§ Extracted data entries
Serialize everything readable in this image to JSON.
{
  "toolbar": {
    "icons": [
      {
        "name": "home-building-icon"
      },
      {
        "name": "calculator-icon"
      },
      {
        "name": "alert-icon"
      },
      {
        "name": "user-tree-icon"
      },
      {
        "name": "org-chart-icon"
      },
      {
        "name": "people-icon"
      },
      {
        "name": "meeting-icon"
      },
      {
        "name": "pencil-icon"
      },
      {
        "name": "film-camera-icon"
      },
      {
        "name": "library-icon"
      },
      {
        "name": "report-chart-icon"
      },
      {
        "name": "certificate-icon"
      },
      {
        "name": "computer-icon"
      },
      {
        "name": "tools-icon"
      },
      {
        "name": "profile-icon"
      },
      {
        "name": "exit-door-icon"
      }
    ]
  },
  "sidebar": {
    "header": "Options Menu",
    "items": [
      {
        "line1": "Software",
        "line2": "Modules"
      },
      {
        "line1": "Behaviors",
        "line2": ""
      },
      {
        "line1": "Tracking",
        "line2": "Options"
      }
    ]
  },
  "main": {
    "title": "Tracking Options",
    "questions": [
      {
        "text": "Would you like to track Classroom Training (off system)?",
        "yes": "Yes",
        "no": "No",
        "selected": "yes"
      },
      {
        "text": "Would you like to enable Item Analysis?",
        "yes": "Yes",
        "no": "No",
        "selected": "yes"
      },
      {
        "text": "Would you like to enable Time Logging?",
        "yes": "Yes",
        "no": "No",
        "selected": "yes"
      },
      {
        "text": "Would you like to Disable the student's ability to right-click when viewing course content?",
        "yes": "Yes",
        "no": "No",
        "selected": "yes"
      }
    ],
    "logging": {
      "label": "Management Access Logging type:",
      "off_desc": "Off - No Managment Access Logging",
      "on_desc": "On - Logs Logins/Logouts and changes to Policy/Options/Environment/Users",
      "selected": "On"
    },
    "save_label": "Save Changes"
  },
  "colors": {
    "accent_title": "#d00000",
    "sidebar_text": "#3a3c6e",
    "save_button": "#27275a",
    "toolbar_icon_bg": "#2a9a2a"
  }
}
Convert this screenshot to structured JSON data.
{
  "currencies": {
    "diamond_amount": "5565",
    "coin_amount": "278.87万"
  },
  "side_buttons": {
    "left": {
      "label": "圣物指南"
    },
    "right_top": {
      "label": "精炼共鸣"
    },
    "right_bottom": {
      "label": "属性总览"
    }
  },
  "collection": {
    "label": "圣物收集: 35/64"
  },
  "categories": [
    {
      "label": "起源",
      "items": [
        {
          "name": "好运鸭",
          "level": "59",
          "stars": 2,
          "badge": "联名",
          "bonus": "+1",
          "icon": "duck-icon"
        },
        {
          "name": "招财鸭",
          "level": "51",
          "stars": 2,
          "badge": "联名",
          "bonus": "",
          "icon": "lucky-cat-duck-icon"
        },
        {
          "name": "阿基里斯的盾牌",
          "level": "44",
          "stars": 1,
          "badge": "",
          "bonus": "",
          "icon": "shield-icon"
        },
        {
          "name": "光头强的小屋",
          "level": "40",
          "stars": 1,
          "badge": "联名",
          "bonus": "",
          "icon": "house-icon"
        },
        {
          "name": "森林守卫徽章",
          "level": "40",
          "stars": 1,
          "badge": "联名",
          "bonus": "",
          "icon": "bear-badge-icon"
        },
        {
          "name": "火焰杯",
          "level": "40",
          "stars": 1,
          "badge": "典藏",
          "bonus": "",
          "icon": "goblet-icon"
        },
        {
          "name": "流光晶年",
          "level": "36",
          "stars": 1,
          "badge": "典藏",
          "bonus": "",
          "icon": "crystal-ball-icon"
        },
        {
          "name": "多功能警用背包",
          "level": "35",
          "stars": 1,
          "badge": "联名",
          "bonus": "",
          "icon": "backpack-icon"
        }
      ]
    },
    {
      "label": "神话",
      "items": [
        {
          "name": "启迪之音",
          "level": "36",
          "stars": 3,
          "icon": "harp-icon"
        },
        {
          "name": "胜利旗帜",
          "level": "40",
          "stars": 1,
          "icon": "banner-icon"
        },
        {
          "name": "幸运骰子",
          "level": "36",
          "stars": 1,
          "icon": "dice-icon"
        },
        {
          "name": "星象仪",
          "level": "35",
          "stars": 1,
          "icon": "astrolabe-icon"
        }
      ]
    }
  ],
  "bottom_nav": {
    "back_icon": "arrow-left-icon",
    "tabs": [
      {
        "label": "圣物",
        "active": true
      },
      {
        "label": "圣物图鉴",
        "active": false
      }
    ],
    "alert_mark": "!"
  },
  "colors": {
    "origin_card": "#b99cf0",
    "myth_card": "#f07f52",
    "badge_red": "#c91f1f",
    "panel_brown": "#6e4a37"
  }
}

§ What this task involves
Search the records for the word "chart", then list every line that has it.

§ Exercise result
        "name": "org-chart-icon"
        "name": "report-chart-icon"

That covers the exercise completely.